Dataset items:
◇ ◇ ◇ ◇
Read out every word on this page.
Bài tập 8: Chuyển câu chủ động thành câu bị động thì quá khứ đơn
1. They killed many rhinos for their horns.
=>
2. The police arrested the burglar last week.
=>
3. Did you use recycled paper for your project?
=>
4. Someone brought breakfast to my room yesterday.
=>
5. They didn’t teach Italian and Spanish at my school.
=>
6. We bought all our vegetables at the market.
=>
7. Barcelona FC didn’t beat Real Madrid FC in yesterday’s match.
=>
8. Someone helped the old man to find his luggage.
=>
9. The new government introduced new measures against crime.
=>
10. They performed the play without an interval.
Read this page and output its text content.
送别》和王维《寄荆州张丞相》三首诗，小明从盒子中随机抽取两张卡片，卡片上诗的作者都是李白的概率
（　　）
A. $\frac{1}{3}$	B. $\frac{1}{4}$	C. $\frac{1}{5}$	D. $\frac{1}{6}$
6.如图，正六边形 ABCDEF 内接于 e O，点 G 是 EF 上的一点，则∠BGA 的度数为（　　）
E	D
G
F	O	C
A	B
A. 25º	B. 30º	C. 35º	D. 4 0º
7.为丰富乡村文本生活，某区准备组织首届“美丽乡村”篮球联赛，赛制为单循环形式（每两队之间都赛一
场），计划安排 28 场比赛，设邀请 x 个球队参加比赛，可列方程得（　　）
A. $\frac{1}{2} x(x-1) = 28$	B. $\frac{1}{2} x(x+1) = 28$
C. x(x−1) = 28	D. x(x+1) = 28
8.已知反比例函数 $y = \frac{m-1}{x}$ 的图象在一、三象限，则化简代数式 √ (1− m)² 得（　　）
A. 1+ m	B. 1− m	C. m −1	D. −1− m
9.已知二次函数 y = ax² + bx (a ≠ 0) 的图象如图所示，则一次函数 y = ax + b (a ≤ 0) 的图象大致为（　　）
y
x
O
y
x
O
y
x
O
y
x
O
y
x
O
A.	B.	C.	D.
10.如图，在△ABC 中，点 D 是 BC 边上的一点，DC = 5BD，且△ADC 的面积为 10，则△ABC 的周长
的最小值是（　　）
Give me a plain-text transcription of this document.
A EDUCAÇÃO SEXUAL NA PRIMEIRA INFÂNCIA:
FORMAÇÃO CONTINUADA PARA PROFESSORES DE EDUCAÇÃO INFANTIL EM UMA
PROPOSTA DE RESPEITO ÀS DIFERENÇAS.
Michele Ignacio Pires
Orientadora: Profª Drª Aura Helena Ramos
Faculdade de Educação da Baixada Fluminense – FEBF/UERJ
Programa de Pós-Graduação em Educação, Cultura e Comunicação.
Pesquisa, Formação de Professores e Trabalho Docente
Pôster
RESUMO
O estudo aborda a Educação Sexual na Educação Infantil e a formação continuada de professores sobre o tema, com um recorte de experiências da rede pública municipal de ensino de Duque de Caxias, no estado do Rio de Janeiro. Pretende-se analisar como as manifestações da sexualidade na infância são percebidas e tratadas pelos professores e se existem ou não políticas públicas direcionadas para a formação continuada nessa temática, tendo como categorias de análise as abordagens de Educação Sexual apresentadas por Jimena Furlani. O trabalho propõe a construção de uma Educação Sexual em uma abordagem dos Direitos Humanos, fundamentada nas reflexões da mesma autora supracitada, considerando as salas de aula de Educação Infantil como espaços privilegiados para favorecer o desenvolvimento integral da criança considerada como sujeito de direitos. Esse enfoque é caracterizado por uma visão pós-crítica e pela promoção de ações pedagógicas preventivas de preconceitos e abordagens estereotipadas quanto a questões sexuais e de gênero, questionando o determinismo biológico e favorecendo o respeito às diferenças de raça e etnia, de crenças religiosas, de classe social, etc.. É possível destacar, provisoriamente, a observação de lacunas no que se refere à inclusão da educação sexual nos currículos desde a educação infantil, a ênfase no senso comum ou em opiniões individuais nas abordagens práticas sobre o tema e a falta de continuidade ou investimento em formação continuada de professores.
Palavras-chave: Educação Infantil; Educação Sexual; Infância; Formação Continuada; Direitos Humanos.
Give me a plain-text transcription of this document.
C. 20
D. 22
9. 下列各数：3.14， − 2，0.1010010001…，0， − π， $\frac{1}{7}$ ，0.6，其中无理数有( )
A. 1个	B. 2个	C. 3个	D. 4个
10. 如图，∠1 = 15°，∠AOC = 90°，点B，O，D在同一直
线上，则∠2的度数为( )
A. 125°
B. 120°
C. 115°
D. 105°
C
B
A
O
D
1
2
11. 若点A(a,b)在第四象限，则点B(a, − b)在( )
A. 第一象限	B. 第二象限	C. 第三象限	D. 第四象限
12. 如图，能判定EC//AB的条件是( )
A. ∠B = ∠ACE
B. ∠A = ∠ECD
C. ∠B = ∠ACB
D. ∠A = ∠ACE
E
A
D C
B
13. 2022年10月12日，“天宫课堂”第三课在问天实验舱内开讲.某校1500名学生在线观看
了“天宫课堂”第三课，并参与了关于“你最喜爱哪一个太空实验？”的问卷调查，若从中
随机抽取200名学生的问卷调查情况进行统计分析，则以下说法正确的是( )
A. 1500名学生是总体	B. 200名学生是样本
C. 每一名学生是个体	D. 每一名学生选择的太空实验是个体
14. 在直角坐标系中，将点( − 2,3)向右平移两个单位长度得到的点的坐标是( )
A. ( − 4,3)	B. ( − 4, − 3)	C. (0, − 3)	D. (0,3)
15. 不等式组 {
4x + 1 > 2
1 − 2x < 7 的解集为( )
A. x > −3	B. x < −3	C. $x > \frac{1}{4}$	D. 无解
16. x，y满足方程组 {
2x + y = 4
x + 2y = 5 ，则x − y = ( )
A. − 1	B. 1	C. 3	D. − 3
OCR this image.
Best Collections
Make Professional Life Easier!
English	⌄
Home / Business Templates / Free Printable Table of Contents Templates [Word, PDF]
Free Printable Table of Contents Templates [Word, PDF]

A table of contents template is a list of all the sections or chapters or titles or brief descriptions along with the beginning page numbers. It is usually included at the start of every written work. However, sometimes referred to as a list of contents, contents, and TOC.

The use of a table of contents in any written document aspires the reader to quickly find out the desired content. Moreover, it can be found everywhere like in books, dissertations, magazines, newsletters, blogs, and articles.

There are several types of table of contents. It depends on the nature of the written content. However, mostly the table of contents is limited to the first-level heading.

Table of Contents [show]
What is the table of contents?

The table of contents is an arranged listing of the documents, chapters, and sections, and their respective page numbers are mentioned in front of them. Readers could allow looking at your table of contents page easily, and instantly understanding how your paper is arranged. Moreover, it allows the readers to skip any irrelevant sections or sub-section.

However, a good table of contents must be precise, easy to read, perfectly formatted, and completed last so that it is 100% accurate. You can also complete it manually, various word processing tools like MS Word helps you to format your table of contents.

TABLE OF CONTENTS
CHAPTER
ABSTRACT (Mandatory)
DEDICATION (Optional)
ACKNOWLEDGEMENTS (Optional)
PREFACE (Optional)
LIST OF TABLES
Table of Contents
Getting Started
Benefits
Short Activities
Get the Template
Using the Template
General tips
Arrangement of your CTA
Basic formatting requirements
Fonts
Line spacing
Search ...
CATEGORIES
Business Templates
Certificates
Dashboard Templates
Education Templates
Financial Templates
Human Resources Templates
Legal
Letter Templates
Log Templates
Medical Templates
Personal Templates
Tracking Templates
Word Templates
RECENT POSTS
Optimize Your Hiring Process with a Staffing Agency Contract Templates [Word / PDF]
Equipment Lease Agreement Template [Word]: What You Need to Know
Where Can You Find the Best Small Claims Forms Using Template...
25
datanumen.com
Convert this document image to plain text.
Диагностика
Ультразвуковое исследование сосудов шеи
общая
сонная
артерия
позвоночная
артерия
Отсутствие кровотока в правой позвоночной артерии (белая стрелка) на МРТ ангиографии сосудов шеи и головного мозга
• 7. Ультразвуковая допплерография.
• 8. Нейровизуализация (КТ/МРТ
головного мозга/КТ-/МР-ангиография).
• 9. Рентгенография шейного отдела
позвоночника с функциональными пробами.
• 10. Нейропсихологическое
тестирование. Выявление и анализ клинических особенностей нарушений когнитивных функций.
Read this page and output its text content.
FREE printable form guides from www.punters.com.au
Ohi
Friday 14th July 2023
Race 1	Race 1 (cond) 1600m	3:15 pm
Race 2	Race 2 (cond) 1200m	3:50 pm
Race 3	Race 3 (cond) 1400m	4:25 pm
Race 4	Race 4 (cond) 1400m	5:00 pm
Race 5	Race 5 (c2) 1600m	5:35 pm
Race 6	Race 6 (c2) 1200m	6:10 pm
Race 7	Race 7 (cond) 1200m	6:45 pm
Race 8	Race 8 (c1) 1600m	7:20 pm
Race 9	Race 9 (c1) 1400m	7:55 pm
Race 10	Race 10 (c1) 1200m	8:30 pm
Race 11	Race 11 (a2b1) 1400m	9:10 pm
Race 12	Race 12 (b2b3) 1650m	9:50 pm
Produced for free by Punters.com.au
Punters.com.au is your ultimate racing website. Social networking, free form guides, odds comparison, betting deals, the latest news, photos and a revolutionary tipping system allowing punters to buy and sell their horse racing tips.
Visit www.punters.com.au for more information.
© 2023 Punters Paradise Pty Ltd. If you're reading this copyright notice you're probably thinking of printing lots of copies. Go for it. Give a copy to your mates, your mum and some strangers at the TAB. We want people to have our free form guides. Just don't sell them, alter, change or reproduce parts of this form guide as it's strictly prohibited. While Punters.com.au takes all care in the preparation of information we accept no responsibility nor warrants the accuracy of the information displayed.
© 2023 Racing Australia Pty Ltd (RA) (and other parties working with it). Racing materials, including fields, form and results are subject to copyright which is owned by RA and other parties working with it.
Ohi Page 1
◇ ◇ ◇ ◇
- [What to produce] Go through the listing above and return every line where the word "frac" occurs.

- [Expected answer]
A. $\frac{1}{3}$	B. $\frac{1}{4}$	C. $\frac{1}{5}$	D. $\frac{1}{6}$
A. $\frac{1}{2} x(x-1) = 28$	B. $\frac{1}{2} x(x+1) = 28$
8.已知反比例函数 $y = \frac{m-1}{x}$ 的图象在一、三象限，则化简代数式 √ (1− m)² 得（　　）
9. 下列各数：3.14， − 2，0.1010010001…，0， − π， $\frac{1}{7}$ ，0.6，其中无理数有( )
A. x > −3	B. x < −3	C. $x > \frac{1}{4}$	D. 无解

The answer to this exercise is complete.